## start Exercise materials

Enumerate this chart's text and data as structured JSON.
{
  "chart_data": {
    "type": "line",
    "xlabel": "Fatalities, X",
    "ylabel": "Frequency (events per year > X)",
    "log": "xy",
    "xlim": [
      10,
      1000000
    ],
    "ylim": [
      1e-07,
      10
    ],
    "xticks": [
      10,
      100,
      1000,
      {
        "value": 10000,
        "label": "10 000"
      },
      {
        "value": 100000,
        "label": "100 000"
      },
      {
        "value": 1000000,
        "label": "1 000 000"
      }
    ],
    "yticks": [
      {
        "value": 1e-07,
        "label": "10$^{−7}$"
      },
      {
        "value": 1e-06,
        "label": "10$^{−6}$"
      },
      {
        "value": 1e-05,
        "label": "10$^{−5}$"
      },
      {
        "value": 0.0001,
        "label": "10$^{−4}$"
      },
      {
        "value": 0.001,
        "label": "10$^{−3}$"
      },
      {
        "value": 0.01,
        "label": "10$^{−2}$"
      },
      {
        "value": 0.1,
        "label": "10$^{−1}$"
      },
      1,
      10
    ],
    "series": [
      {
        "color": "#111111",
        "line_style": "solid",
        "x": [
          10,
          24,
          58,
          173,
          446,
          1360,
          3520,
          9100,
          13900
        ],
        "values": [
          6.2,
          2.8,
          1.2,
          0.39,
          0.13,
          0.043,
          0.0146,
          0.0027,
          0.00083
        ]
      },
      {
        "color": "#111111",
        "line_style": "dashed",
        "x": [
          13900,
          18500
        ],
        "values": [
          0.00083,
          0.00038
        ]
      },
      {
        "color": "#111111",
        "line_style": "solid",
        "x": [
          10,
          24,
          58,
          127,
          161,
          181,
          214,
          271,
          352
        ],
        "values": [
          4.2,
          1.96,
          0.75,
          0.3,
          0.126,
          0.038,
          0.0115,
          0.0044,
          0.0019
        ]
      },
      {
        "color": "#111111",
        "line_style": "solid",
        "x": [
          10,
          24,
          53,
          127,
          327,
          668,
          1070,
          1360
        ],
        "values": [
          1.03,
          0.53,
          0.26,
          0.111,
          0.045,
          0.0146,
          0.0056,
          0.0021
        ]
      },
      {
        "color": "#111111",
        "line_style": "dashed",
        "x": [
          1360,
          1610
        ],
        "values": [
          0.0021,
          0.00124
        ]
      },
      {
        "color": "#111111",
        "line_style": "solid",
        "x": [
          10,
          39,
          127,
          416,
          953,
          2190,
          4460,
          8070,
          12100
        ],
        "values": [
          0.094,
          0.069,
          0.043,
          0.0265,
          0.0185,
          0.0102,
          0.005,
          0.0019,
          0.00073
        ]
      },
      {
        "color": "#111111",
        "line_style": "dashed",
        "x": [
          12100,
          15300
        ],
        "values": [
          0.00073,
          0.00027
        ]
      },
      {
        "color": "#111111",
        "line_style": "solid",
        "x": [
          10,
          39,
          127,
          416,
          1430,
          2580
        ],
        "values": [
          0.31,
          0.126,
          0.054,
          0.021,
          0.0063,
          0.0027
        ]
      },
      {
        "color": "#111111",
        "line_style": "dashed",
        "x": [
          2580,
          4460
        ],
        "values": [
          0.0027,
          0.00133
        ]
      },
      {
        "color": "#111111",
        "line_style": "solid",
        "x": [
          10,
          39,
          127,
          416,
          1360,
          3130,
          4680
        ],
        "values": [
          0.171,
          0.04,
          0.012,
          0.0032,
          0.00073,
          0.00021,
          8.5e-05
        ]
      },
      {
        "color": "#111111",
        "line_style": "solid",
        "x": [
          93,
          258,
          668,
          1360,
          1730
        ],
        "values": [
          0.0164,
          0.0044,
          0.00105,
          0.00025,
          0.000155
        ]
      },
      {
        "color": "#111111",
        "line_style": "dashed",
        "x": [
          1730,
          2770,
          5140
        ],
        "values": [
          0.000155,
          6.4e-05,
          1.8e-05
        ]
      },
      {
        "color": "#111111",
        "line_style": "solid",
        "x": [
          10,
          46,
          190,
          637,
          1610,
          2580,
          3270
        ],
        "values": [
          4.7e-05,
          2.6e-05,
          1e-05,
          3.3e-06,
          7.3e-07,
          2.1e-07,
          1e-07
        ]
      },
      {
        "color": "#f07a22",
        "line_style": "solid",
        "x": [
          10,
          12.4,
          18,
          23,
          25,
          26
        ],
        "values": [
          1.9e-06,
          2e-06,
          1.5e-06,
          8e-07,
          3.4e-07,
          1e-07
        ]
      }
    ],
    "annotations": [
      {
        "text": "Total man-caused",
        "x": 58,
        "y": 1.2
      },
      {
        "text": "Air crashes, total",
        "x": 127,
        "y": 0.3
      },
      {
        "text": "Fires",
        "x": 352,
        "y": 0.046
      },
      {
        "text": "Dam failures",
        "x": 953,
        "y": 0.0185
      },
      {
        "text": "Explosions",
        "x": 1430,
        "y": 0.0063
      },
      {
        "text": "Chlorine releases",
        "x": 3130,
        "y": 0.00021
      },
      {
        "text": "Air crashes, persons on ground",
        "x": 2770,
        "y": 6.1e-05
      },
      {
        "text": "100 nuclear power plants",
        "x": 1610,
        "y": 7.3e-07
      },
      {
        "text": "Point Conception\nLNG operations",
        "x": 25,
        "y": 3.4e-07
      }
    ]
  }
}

## end Exercise materials

**What the exercise asks**
Your task is to return the full listing exactly as it was given.

**Solution to the problem**
Enumerate this chart's text and data as structured JSON.
{
  "chart_data": {
    "type": "line",
    "xlabel": "Fatalities, X",
    "ylabel": "Frequency (events per year > X)",
    "log": "xy",
    "xlim": [
      10,
      1000000
    ],
    "ylim": [
      1e-07,
      10
    ],
    "xticks": [
      10,
      100,
      1000,
      {
        "value": 10000,
        "label": "10 000"
      },
      {
        "value": 100000,
        "label": "100 000"
      },
      {
        "value": 1000000,
        "label": "1 000 000"
      }
    ],
    "yticks": [
      {
        "value": 1e-07,
        "label": "10$^{−7}$"
      },
      {
        "value": 1e-06,
        "label": "10$^{−6}$"
      },
      {
        "value": 1e-05,
        "label": "10$^{−5}$"
      },
      {
        "value": 0.0001,
        "label": "10$^{−4}$"
      },
      {
        "value": 0.001,
        "label": "10$^{−3}$"
      },
      {
        "value": 0.01,
        "label": "10$^{−2}$"
      },
      {
        "value": 0.1,
        "label": "10$^{−1}$"
      },
      1,
      10
    ],
    "series": [
      {
        "color": "#111111",
        "line_style": "solid",
        "x": [
          10,
          24,
          58,
          173,
          446,
          1360,
          3520,
          9100,
          13900
        ],
        "values": [
          6.2,
          2.8,
          1.2,
          0.39,
          0.13,
          0.043,
          0.0146,
          0.0027,
          0.00083
        ]
      },
      {
        "color": "#111111",
        "line_style": "dashed",
        "x": [
          13900,
          18500
        ],
        "values": [
          0.00083,
          0.00038
        ]
      },
      {
        "color": "#111111",
        "line_style": "solid",
        "x": [
          10,
          24,
          58,
          127,
          161,
          181,
          214,
          271,
          352
        ],
        "values": [
          4.2,
          1.96,
          0.75,
          0.3,
          0.126,
          0.038,
          0.0115,
          0.0044,
          0.0019
        ]
      },
      {
        "color": "#111111",
        "line_style": "solid",
        "x": [
          10,
          24,
          53,
          127,
          327,
          668,
          1070,
          1360
        ],
        "values": [
          1.03,
          0.53,
          0.26,
          0.111,
          0.045,
          0.0146,
          0.0056,
          0.0021
        ]
      },
      {
        "color": "#111111",
        "line_style": "dashed",
        "x": [
          1360,
          1610
        ],
        "values": [
          0.0021,
          0.00124
        ]
      },
      {
        "color": "#111111",
        "line_style": "solid",
        "x": [
          10,
          39,
          127,
          416,
          953,
          2190,
          4460,
          8070,
          12100
        ],
        "values": [
          0.094,
          0.069,
          0.043,
          0.0265,
          0.0185,
          0.0102,
          0.005,
          0.0019,
          0.00073
        ]
      },
      {
        "color": "#111111",
        "line_style": "dashed",
        "x": [
          12100,
          15300
        ],
        "values": [
          0.00073,
          0.00027
        ]
      },
      {
        "color": "#111111",
        "line_style": "solid",
        "x": [
          10,
          39,
          127,
          416,
          1430,
          2580
        ],
        "values": [
          0.31,
          0.126,
          0.054,
          0.021,
          0.0063,
          0.0027
        ]
      },
      {
        "color": "#111111",
        "line_style": "dashed",
        "x": [
          2580,
          4460
        ],
        "values": [
          0.0027,
          0.00133
        ]
      },
      {
        "color": "#111111",
        "line_style": "solid",
        "x": [
          10,
          39,
          127,
          416,
          1360,
          3130,
          4680
        ],
        "values": [
          0.171,
          0.04,
          0.012,
          0.0032,
          0.00073,
          0.00021,
          8.5e-05
        ]
      },
      {
        "color": "#111111",
        "line_style": "solid",
        "x": [
          93,
          258,
          668,
          1360,
          1730
        ],
        "values": [
          0.0164,
          0.0044,
          0.00105,
          0.00025,
          0.000155
        ]
      },
      {
        "color": "#111111",
        "line_style": "dashed",
        "x": [
          1730,
          2770,
          5140
        ],
        "values": [
          0.000155,
          6.4e-05,
          1.8e-05
        ]
      },
      {
        "color": "#111111",
        "line_style": "solid",
        "x": [
          10,
          46,
          190,
          637,
          1610,
          2580,
          3270
        ],
        "values": [
          4.7e-05,
          2.6e-05,
          1e-05,
          3.3e-06,
          7.3e-07,
          2.1e-07,
          1e-07
        ]
      },
      {
        "color": "#f07a22",
        "line_style": "solid",
        "x": [
          10,
          12.4,
          18,
          23,
          25,
          26
        ],
        "values": [
          1.9e-06,
          2e-06,
          1.5e-06,
          8e-07,
          3.4e-07,
          1e-07
        ]
      }
    ],
    "annotations": [
      {
        "text": "Total man-caused",
        "x": 58,
        "y": 1.2
      },
      {
        "text": "Air crashes, total",
        "x": 127,
        "y": 0.3
      },
      {
        "text": "Fires",
        "x": 352,
        "y": 0.046
      },
      {
        "text": "Dam failures",
        "x": 953,
        "y": 0.0185
      },
      {
        "text": "Explosions",
        "x": 1430,
        "y": 0.0063
      },
      {
        "text": "Chlorine releases",
        "x": 3130,
        "y": 0.00021
      },
      {
        "text": "Air crashes, persons on ground",
        "x": 2770,
        "y": 6.1e-05
      },
      {
        "text": "100 nuclear power plants",
        "x": 1610,
        "y": 7.3e-07
      },
      {
        "text": "Point Conception\nLNG operations",
        "x": 25,
        "y": 3.4e-07
      }
    ]
  }
}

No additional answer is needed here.